■ INSTRUCTIONS FOR THE TASK
Find and copy lines holding "body".

[Stored dataset items]
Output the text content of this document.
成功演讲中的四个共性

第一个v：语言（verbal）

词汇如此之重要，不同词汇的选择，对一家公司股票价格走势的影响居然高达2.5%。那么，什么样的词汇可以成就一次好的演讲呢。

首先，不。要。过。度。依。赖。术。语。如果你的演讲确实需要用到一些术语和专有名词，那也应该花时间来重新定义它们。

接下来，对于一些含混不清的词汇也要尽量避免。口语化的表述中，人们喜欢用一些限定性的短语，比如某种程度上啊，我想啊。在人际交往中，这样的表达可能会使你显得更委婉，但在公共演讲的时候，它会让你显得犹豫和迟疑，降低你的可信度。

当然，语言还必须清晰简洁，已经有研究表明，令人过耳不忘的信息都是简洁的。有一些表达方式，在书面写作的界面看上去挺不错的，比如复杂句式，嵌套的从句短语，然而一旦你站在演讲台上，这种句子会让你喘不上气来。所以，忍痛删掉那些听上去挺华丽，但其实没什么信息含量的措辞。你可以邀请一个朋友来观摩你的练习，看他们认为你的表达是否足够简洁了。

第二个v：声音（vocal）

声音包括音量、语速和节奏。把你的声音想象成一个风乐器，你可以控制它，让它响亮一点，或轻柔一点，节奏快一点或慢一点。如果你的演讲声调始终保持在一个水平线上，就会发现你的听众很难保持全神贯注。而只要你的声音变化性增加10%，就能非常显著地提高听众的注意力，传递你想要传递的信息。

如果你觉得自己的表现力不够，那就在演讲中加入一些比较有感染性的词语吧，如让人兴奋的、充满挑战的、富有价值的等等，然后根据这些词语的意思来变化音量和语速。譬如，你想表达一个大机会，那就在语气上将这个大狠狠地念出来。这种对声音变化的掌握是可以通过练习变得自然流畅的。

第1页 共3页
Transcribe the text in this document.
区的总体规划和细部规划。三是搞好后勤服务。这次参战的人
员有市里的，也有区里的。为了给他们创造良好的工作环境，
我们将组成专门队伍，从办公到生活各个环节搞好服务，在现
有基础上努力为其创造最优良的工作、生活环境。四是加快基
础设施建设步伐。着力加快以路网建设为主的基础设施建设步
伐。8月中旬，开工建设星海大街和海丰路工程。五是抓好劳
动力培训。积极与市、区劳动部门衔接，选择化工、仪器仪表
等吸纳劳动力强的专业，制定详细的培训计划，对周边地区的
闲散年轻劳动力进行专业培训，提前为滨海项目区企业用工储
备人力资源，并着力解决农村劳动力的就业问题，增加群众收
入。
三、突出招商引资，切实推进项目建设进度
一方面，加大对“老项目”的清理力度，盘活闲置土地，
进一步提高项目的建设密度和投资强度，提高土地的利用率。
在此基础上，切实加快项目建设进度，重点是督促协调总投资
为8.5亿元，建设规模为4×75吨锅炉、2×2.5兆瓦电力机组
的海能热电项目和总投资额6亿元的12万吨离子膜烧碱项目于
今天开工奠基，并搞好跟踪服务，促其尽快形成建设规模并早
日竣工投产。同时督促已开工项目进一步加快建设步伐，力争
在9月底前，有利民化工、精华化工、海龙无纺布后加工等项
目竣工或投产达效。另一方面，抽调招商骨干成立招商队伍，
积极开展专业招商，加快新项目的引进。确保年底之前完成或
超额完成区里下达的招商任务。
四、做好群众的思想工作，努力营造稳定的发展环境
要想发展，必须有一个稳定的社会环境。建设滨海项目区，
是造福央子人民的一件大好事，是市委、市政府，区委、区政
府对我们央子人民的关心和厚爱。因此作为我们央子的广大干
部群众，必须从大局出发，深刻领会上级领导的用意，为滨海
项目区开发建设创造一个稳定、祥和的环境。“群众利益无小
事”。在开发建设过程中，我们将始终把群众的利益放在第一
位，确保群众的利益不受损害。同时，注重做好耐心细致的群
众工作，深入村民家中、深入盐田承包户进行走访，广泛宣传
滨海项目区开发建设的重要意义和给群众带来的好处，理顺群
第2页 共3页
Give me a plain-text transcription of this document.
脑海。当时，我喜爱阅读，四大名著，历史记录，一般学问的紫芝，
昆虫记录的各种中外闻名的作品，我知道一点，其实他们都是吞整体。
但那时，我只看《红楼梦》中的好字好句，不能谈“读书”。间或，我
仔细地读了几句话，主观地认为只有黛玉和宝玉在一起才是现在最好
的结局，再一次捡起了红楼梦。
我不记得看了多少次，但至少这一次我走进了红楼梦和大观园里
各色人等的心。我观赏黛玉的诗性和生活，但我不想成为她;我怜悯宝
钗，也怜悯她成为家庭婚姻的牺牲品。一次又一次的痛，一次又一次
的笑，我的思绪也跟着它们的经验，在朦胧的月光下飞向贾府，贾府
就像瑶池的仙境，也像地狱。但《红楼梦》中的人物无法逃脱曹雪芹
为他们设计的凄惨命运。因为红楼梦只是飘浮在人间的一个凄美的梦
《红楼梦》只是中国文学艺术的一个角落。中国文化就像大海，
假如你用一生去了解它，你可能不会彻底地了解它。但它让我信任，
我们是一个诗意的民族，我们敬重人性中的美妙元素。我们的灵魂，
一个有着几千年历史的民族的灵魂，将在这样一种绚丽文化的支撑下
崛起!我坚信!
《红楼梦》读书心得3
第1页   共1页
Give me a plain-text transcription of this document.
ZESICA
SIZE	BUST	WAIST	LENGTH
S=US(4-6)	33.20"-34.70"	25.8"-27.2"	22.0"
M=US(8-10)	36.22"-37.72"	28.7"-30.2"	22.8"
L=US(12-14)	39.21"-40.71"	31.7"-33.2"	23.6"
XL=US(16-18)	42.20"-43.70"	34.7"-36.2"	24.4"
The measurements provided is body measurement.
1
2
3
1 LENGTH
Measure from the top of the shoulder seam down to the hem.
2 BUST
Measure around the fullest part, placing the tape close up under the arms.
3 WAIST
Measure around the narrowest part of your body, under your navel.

■ CORRECT ANSWER
The measurements provided is body measurement.
Measure around the narrowest part of your body, under your navel.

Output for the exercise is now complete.